For this exercise, write out each entry below exactly, omitting the images.

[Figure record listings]
*****
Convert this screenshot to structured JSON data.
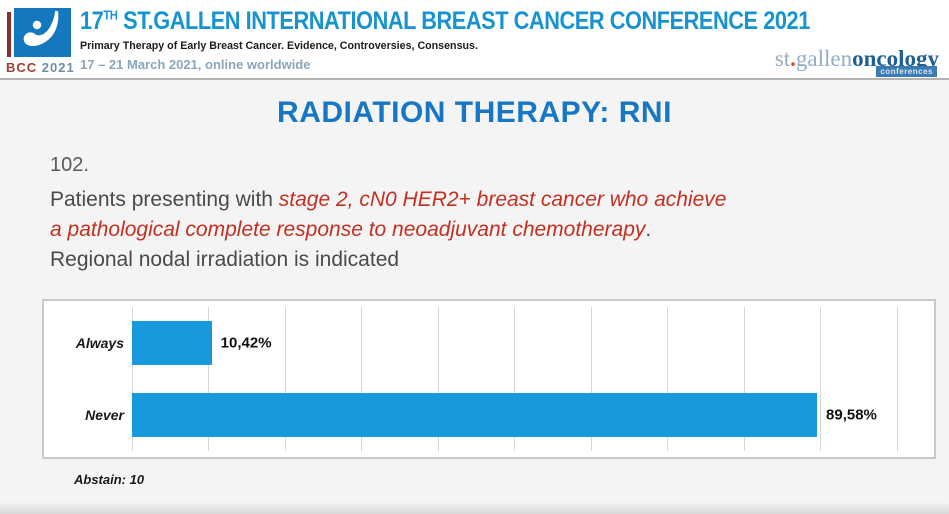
{
  "header": {
    "logo_badge": {
      "bcc": "BCC",
      "year": "2021"
    },
    "title": {
      "num": "17",
      "sup": "TH",
      "rest": " ST.GALLEN INTERNATIONAL BREAST CANCER CONFERENCE 2021"
    },
    "subtitle": "Primary Therapy of Early Breast Cancer. Evidence, Controversies, Consensus.",
    "dates": "17 – 21 March 2021, online worldwide",
    "brand": {
      "st": "st",
      "dot": ".",
      "gallen": "gallen",
      "oncology": "oncology",
      "badge": "conferences"
    }
  },
  "slide": {
    "title": "RADIATION THERAPY: RNI",
    "question_number": "102.",
    "question_intro": "Patients presenting with ",
    "question_red_line1": "stage 2, cN0 HER2+ breast cancer who achieve",
    "question_red_line2": "a pathological complete response to neoadjuvant chemotherapy",
    "question_period": ".",
    "question_line3": "Regional nodal irradiation is indicated",
    "abstain_note": "Abstain: 10"
  },
  "chart_data": {
    "type": "bar",
    "orientation": "horizontal",
    "categories": [
      "Always",
      "Never"
    ],
    "values": [
      10.42,
      89.58
    ],
    "value_labels": [
      "10,42%",
      "89,58%"
    ],
    "xlim": [
      0,
      102
    ],
    "gridline_interval": 10,
    "grid": true,
    "bar_color": "#1899dd",
    "title": "",
    "annotation": "Abstain: 10"
  },
  "colors": {
    "header_title_blue": "#1793d1",
    "slide_title_blue": "#1877c5",
    "question_gray": "#4a4a4a",
    "highlight_red": "#c32f20",
    "bar_blue": "#1899dd",
    "brand_light_blue": "#93adc4",
    "brand_dark_blue": "#1f5f94",
    "bcc_red": "#a63d33"
  }
}
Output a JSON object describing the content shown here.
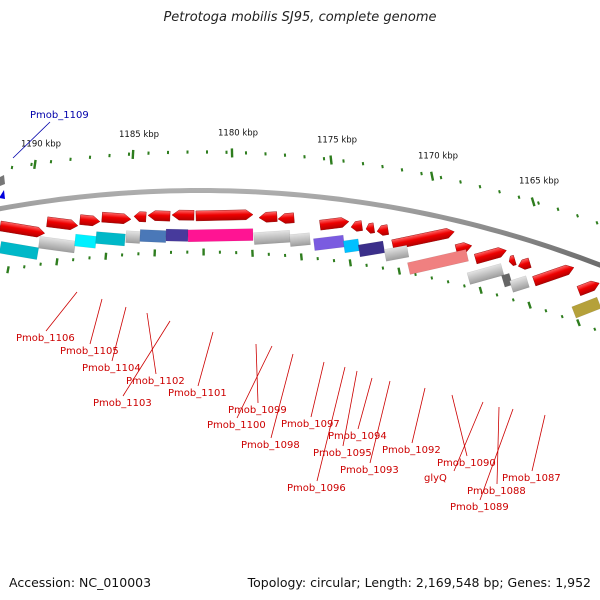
{
  "title": "Petrotoga mobilis SJ95, complete genome",
  "footer": {
    "accession": "Accession: NC_010003",
    "summary": "Topology: circular; Length: 2,169,548 bp; Genes: 1,952"
  },
  "colors": {
    "backbone": "#808080",
    "tick_major": "#2e7d1e",
    "tick_minor": "#2e7d1e",
    "scale_text": "#111111",
    "gene_label": "#cc0000",
    "highlight_label": "#0000aa"
  },
  "scale_ticks": [
    "1190 kbp",
    "1185 kbp",
    "1180 kbp",
    "1175 kbp",
    "1170 kbp",
    "1165 kbp"
  ],
  "highlight_gene": "Pmob_1109",
  "gene_labels": [
    "Pmob_1106",
    "Pmob_1105",
    "Pmob_1104",
    "Pmob_1102",
    "Pmob_1103",
    "Pmob_1101",
    "Pmob_1099",
    "Pmob_1100",
    "Pmob_1098",
    "Pmob_1097",
    "Pmob_1094",
    "Pmob_1095",
    "Pmob_1096",
    "Pmob_1093",
    "Pmob_1092",
    "Pmob_1090",
    "glyQ",
    "Pmob_1088",
    "Pmob_1087",
    "Pmob_1089"
  ],
  "legend_icons": [
    "forward-gene-arrow-icon",
    "reverse-gene-arrow-icon",
    "domain-block-icon"
  ]
}
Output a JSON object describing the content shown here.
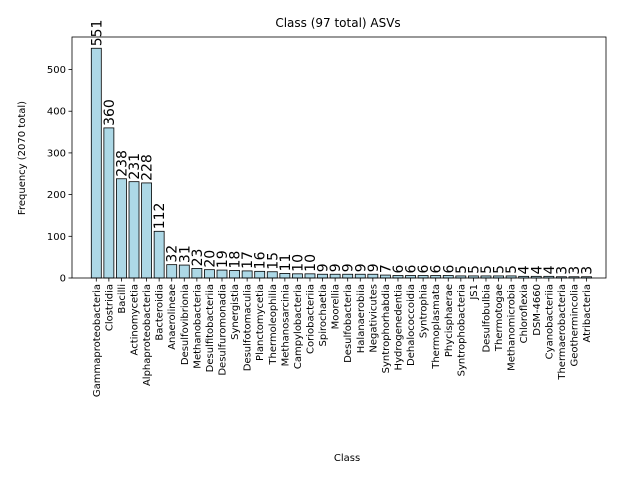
{
  "chart_data": {
    "type": "bar",
    "title": "Class (97 total) ASVs",
    "xlabel": "Class",
    "ylabel": "Frequency (2070 total)",
    "ylim": [
      0,
      578
    ],
    "yticks": [
      0,
      100,
      200,
      300,
      400,
      500
    ],
    "bar_color": "#add8e6",
    "edge_color": "#000000",
    "grid": false,
    "categories": [
      "Gammaproteobacteria",
      "Clostridia",
      "Bacilli",
      "Actinomycetia",
      "Alphaproteobacteria",
      "Bacteroidia",
      "Anaerolineae",
      "Desulfovibrionia",
      "Methanobacteria",
      "Desulfitobacteriia",
      "Desulfuromonadia",
      "Synergistia",
      "Desulfotomaculia",
      "Planctomycetia",
      "Thermoleophilia",
      "Methanosarcinia",
      "Campylobacteria",
      "Coriobacteriia",
      "Spirochaetia",
      "Moorellia",
      "Desulfobacteria",
      "Halanaerobiia",
      "Negativicutes",
      "Syntrophorhabdia",
      "Hydrogenedentia",
      "Dehalococcoidia",
      "Syntrophia",
      "Thermoplasmata",
      "Phycisphaerae",
      "Syntrophobacteria",
      "JS1",
      "Desulfobulbia",
      "Thermotogae",
      "Methanomicrobia",
      "Chloroflexia",
      "DSM-4660",
      "Cyanobacteriia",
      "Thermaerobacteria",
      "Geothermincolia",
      "Atribacteria"
    ],
    "values": [
      551,
      360,
      238,
      231,
      228,
      112,
      32,
      31,
      23,
      20,
      19,
      18,
      17,
      16,
      15,
      11,
      10,
      10,
      9,
      9,
      9,
      9,
      9,
      7,
      6,
      6,
      6,
      6,
      6,
      5,
      5,
      5,
      5,
      5,
      4,
      4,
      4,
      3,
      3,
      3
    ]
  }
}
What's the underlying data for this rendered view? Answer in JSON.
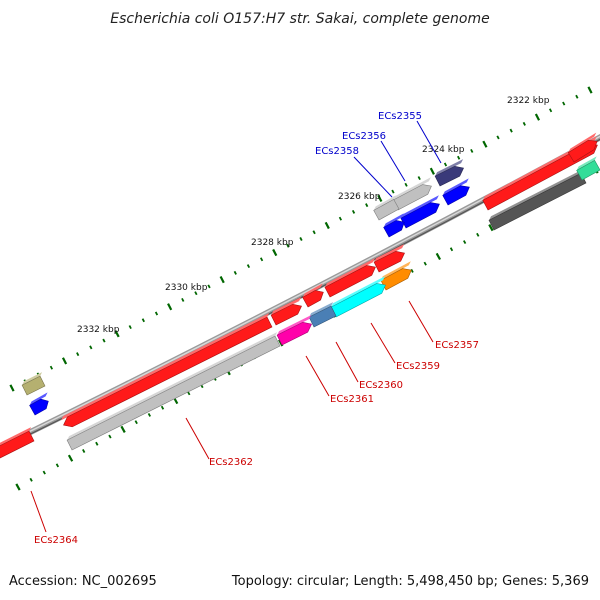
{
  "title": "Escherichia coli O157:H7 str. Sakai, complete genome",
  "footer": {
    "accession": "Accession: NC_002695",
    "topology": "Topology: circular; Length: 5,498,450 bp; Genes: 5,369"
  },
  "scale_labels": [
    "2322 kbp",
    "2324 kbp",
    "2326 kbp",
    "2328 kbp",
    "2330 kbp",
    "2332 kbp"
  ],
  "colors": {
    "backbone": "#808080",
    "forward_label": "#0000cc",
    "reverse_label": "#cc0000",
    "tick": "#006600",
    "red_gene": "#ff1a1a",
    "blue_gene": "#0000ff",
    "gray_gene": "#c0c0c0",
    "dark_gray_gene": "#555555",
    "cyan_gene": "#00ffff",
    "magenta_gene": "#ff00aa",
    "orange_gene": "#ff8c00",
    "steel_gene": "#4a7fb5",
    "navy_gene": "#3a3a7a",
    "olive_gene": "#b5b070",
    "green_gene": "#33dd99"
  },
  "gene_labels": {
    "forward": [
      "ECs2355",
      "ECs2356",
      "ECs2358"
    ],
    "reverse": [
      "ECs2357",
      "ECs2359",
      "ECs2360",
      "ECs2361",
      "ECs2362",
      "ECs2364"
    ]
  }
}
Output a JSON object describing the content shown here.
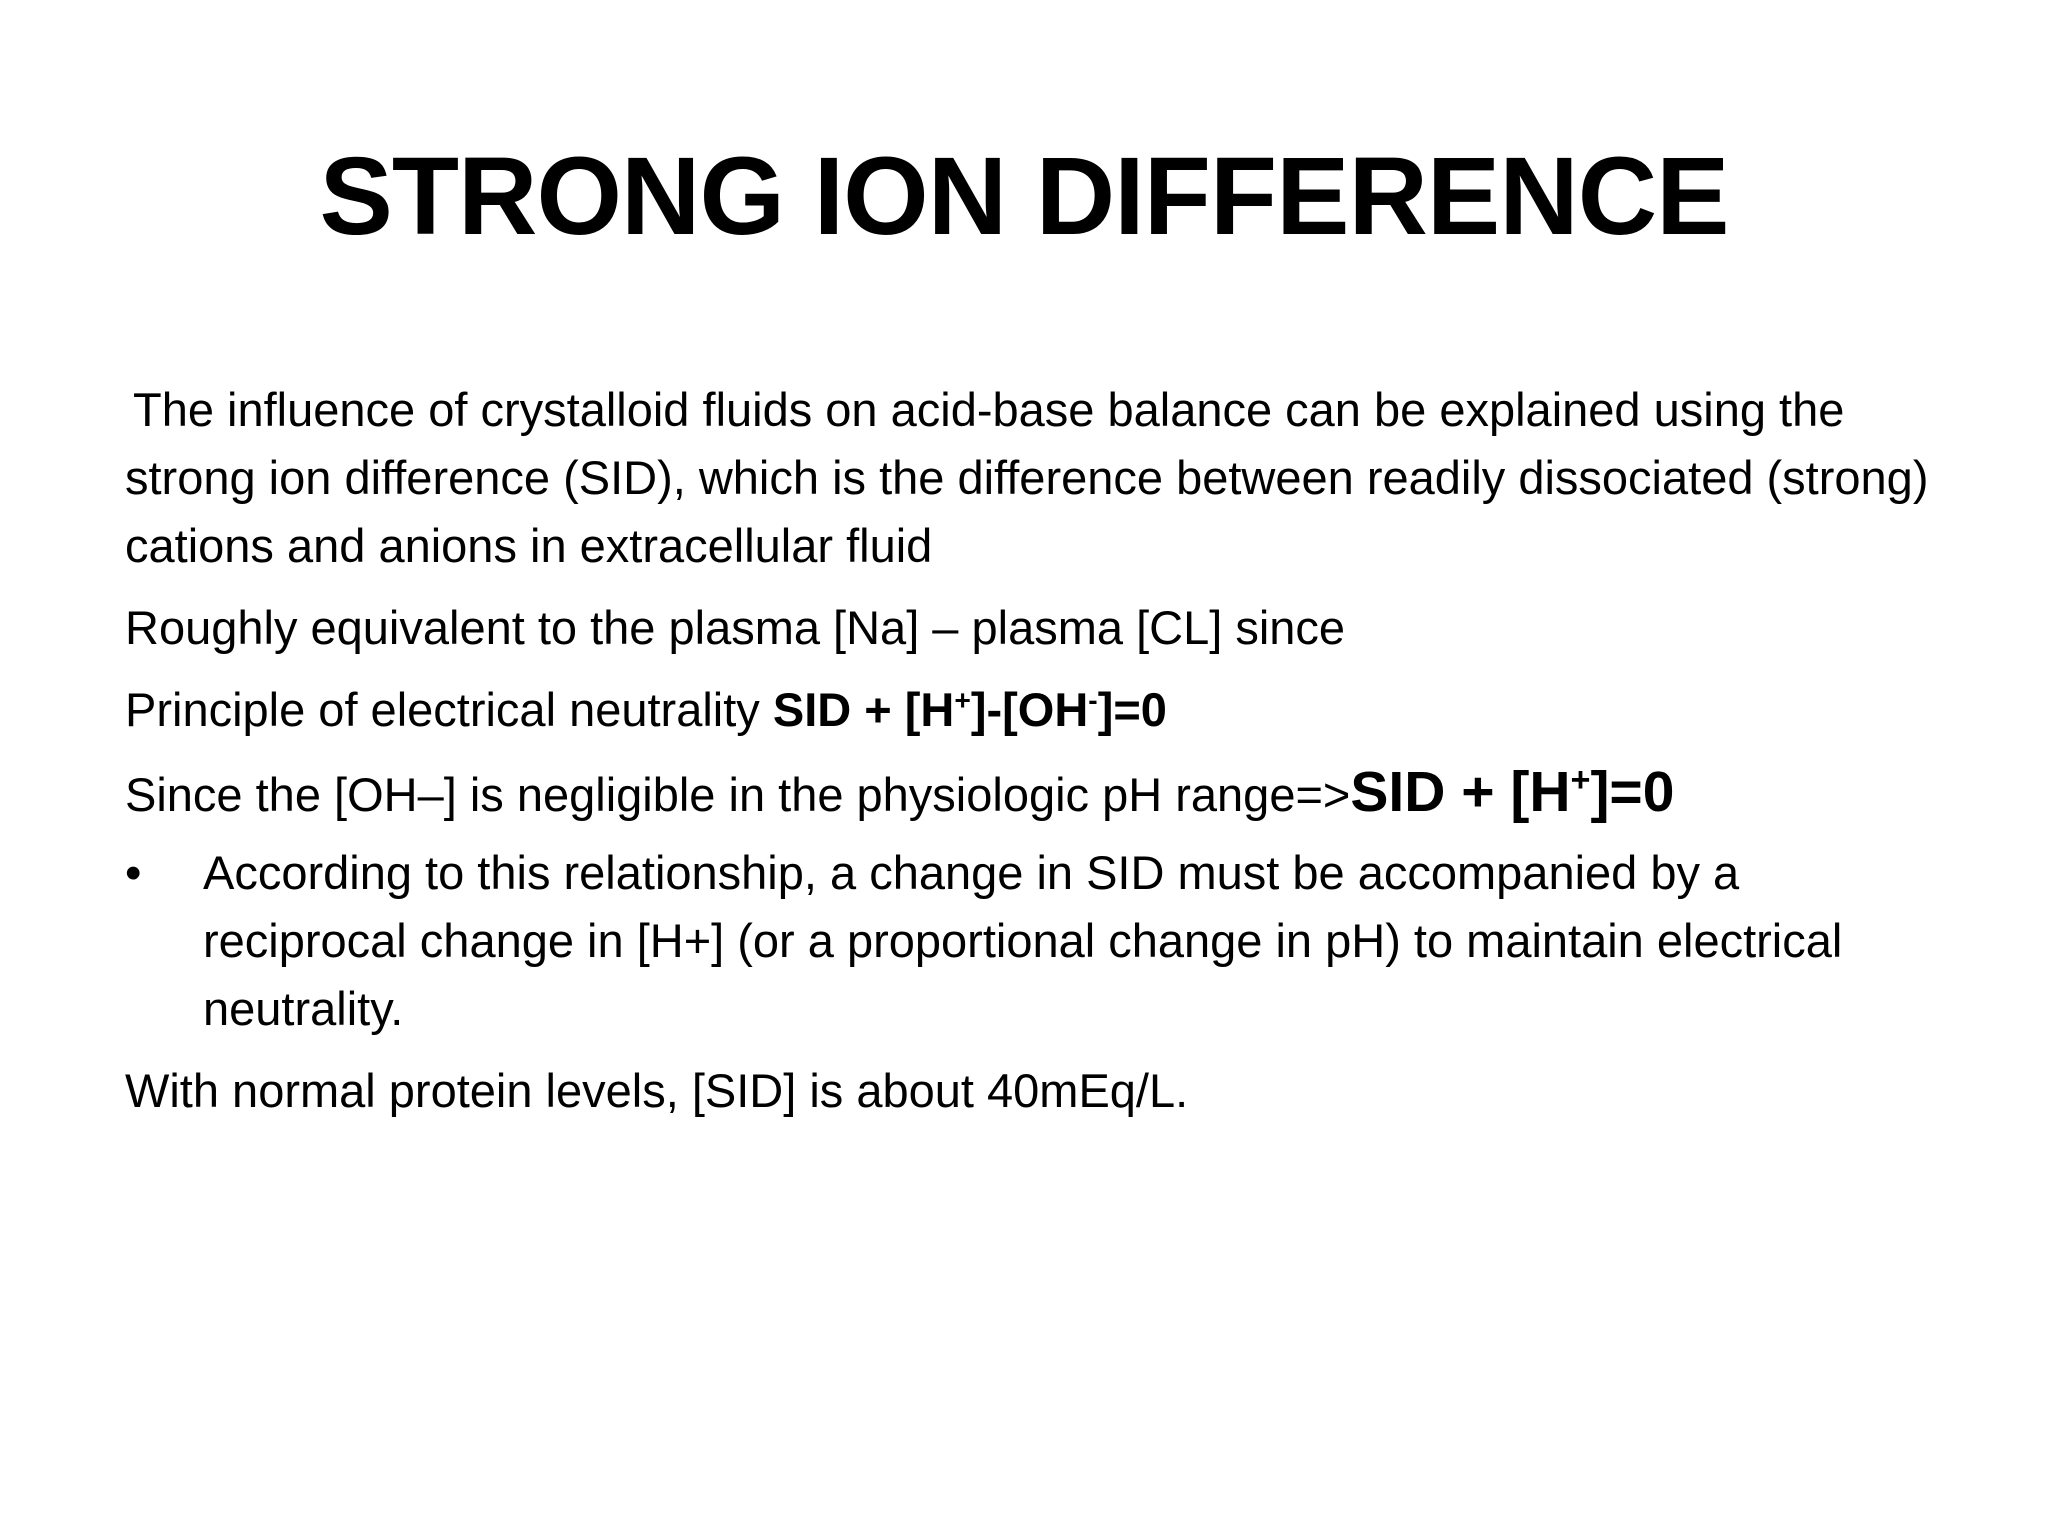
*****
#### [Written response]
Convert this screenshot to structured JSON data.
{
  "header": {
    "logo_badge": {
      "bcc": "BCC",
      "year": "2021"
    },
    "title": {
      "num": "17",
      "sup": "TH",
      "rest": " ST.GALLEN INTERNATIONAL BREAST CANCER CONFERENCE 2021"
    },
    "subtitle": "Primary Therapy of Early Breast Cancer. Evidence, Controversies, Consensus.",
    "dates": "17 – 21 March 2021, online worldwide",
    "brand": {
      "st": "st",
      "dot": ".",
      "gallen": "gallen",
      "oncology": "oncology",
      "badge": "conferences"
    }
  },
  "slide": {
    "title": "RADIATION THERAPY: RNI",
    "question_number": "102.",
    "question_intro": "Patients presenting with ",
    "question_red_line1": "stage 2, cN0 HER2+ breast cancer who achieve",
    "question_red_line2": "a pathological complete response to neoadjuvant chemotherapy",
    "question_period": ".",
    "question_line3": "Regional nodal irradiation is indicated",
    "abstain_note": "Abstain: 10"
  },
  "chart_data": {
    "type": "bar",
    "orientation": "horizontal",
    "categories": [
      "Always",
      "Never"
    ],
    "values": [
      10.42,
      89.58
    ],
    "value_labels": [
      "10,42%",
      "89,58%"
    ],
    "xlim": [
      0,
      102
    ],
    "gridline_interval": 10,
    "grid": true,
    "bar_color": "#1899dd",
    "title": "",
    "annotation": "Abstain: 10"
  },
  "colors": {
    "header_title_blue": "#1793d1",
    "slide_title_blue": "#1877c5",
    "question_gray": "#4a4a4a",
    "highlight_red": "#c32f20",
    "bar_blue": "#1899dd",
    "brand_light_blue": "#93adc4",
    "brand_dark_blue": "#1f5f94",
    "bcc_red": "#a63d33"
  }
}
Output a JSON object describing the content shown here.
{
  "title": "Petrotoga mobilis SJ95, complete genome",
  "footer": {
    "accession": "Accession: NC_010003",
    "summary": "Topology: circular; Length: 2,169,548 bp; Genes: 1,952"
  },
  "colors": {
    "backbone": "#808080",
    "tick_major": "#2e7d1e",
    "tick_minor": "#2e7d1e",
    "scale_text": "#111111",
    "gene_label": "#cc0000",
    "highlight_label": "#0000aa"
  },
  "scale_ticks": [
    "1190 kbp",
    "1185 kbp",
    "1180 kbp",
    "1175 kbp",
    "1170 kbp",
    "1165 kbp"
  ],
  "highlight_gene": "Pmob_1109",
  "gene_labels": [
    "Pmob_1106",
    "Pmob_1105",
    "Pmob_1104",
    "Pmob_1102",
    "Pmob_1103",
    "Pmob_1101",
    "Pmob_1099",
    "Pmob_1100",
    "Pmob_1098",
    "Pmob_1097",
    "Pmob_1094",
    "Pmob_1095",
    "Pmob_1096",
    "Pmob_1093",
    "Pmob_1092",
    "Pmob_1090",
    "glyQ",
    "Pmob_1088",
    "Pmob_1087",
    "Pmob_1089"
  ],
  "legend_icons": [
    "forward-gene-arrow-icon",
    "reverse-gene-arrow-icon",
    "domain-block-icon"
  ]
}
Output a JSON object describing the content shown here.
{
  "chart_data": {
    "type": "bar",
    "title": "Class (97 total) ASVs",
    "xlabel": "Class",
    "ylabel": "Frequency (2070 total)",
    "ylim": [
      0,
      578
    ],
    "yticks": [
      0,
      100,
      200,
      300,
      400,
      500
    ],
    "bar_color": "#add8e6",
    "edge_color": "#000000",
    "grid": false,
    "categories": [
      "Gammaproteobacteria",
      "Clostridia",
      "Bacilli",
      "Actinomycetia",
      "Alphaproteobacteria",
      "Bacteroidia",
      "Anaerolineae",
      "Desulfovibrionia",
      "Methanobacteria",
      "Desulfitobacteriia",
      "Desulfuromonadia",
      "Synergistia",
      "Desulfotomaculia",
      "Planctomycetia",
      "Thermoleophilia",
      "Methanosarcinia",
      "Campylobacteria",
      "Coriobacteriia",
      "Spirochaetia",
      "Moorellia",
      "Desulfobacteria",
      "Halanaerobiia",
      "Negativicutes",
      "Syntrophorhabdia",
      "Hydrogenedentia",
      "Dehalococcoidia",
      "Syntrophia",
      "Thermoplasmata",
      "Phycisphaerae",
      "Syntrophobacteria",
      "JS1",
      "Desulfobulbia",
      "Thermotogae",
      "Methanomicrobia",
      "Chloroflexia",
      "DSM-4660",
      "Cyanobacteriia",
      "Thermaerobacteria",
      "Geothermincolia",
      "Atribacteria"
    ],
    "values": [
      551,
      360,
      238,
      231,
      228,
      112,
      32,
      31,
      23,
      20,
      19,
      18,
      17,
      16,
      15,
      11,
      10,
      10,
      9,
      9,
      9,
      9,
      9,
      7,
      6,
      6,
      6,
      6,
      6,
      5,
      5,
      5,
      5,
      5,
      4,
      4,
      4,
      3,
      3,
      3
    ]
  }
}
What's the underlying data for this rendered view? Answer in JSON.
{
  "title": "Escherichia coli O157:H7 str. Sakai, complete genome",
  "footer": {
    "accession": "Accession: NC_002695",
    "topology": "Topology: circular; Length: 5,498,450 bp; Genes: 5,369"
  },
  "scale_labels": [
    "2322 kbp",
    "2324 kbp",
    "2326 kbp",
    "2328 kbp",
    "2330 kbp",
    "2332 kbp"
  ],
  "colors": {
    "backbone": "#808080",
    "forward_label": "#0000cc",
    "reverse_label": "#cc0000",
    "tick": "#006600",
    "red_gene": "#ff1a1a",
    "blue_gene": "#0000ff",
    "gray_gene": "#c0c0c0",
    "dark_gray_gene": "#555555",
    "cyan_gene": "#00ffff",
    "magenta_gene": "#ff00aa",
    "orange_gene": "#ff8c00",
    "steel_gene": "#4a7fb5",
    "navy_gene": "#3a3a7a",
    "olive_gene": "#b5b070",
    "green_gene": "#33dd99"
  },
  "gene_labels": {
    "forward": [
      "ECs2355",
      "ECs2356",
      "ECs2358"
    ],
    "reverse": [
      "ECs2357",
      "ECs2359",
      "ECs2360",
      "ECs2361",
      "ECs2362",
      "ECs2364"
    ]
  }
}
Output a JSON object describing the content shown here.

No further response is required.